** Tarefas a realizar **
1. No texto sobre a prosa de Clarice Lispector, quais figuras de linguagem o trecho citado usa?
2. Reproduza fielmente o trecho do texto sobre a prosa de Clarice Lispector entre "O trecho anterior, marca" e "de si mesma.", ambos inclusive.
3. Dê sequência ao texto sobre a prosa de Clarice Lispector a partir do ponto em que ele termina.

** Texto da página **
►
O trecho anterior, marca mais uma vez o caráter poético da prosa de Clarice Lispector: “E como uma borboleta, Ana prendeu o instante entre os dedos antes que ele não fosse seu”, usando das figuras de linguagem, comparação e prosopopeia, o trecho mostra assim, que apesar da vida ser horrível as vezes, ainda é possível ver beleza no mundo, se afinarmos nosso olhar a delicadeza das coisas. Assim, tentava guardar em sua memória o momento que lhe trouxe alegria e segurança, aceitava a precariedade da vida, tomando consciência sobre a efemeridade de tudo que amava e se afunda novamente alienação costumeira: “Penteava-se agora diante do espelho, por um instante sem nenhum mundo no coração.”, deixando seu coração leve e dissipando da mente o enxergar de si mesma.
◄
** Material fornecido **
►
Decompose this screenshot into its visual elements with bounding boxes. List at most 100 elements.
◄
** Respostas do exercício **
1. Comparação e prosopopeia.

2.
O trecho anterior, marca mais uma vez o caráter poético da prosa de Clarice Lispector: “E como uma borboleta, Ana prendeu o instante entre os dedos antes que ele não fosse seu”, usando das figuras de linguagem, comparação e prosopopeia, o trecho mostra assim, que apesar da vida ser horrível as vezes, ainda é possível ver beleza no mundo, se afinarmos nosso olhar a delicadeza das coisas. Assim, tentava guardar em sua memória o momento que lhe trouxe alegria e segurança, aceitava a precariedade da vida, tomando consciência sobre a efemeridade de tudo que amava e se afunda novamente alienação costumeira: “Penteava-se agora diante do espelho, por um instante sem nenhum mundo no coração.”, deixando seu coração leve e dissipando da mente o enxergar de si mesma.

3.
Conceição Evaristo é uma grande figura da literatura contemporânea, suas obras relatam a vivência de mulheres negras e as reflexões acerca das profundas desigualdades raciais brasileiras. Misturando realidade e ficção, suas obras trazem retratos do cotidiano, denúncias da desigualdade de gênero e raça, e também aborda a recuperação da ancestralidade da negritude brasileira. Citando Eduardo de Assis Duarte:

 

[...] não basta ser afrodescendente ou simplesmente utilizar-se do tema. É necessária a assunção de uma perspectiva e, mesmo, de uma visão de mundo identificada à história, à cultura, logo a toda problemática inerente à vida desse importante segmento da população. (2007, p. 12)

 

Este trabalho analisará sua obra “Olhos d’água”, em específico o primeiro conto que dá título ao livro. Publicado em 2014, o livro tem 116 páginas e é composto por 15 contos - são eles: Olhos d’água, Ana Davenga, Duzu-Querença, Maria, Quantos filhos Natalina teve? Beijo na face, Luamanda, O cooper de Cida, Zaíta esqueceu de guardar os brinquedos, Di lixão, Lumbiá, Os amores de Kimbá, Ei,Ardoca, A gente combinamos de não morrer e Ayoluwa, a alegria do nosso povo- onde, cada conto evidencia a violência urbana que atinge mulheres negras e expõe suas rotinas de miséria e exclusão social.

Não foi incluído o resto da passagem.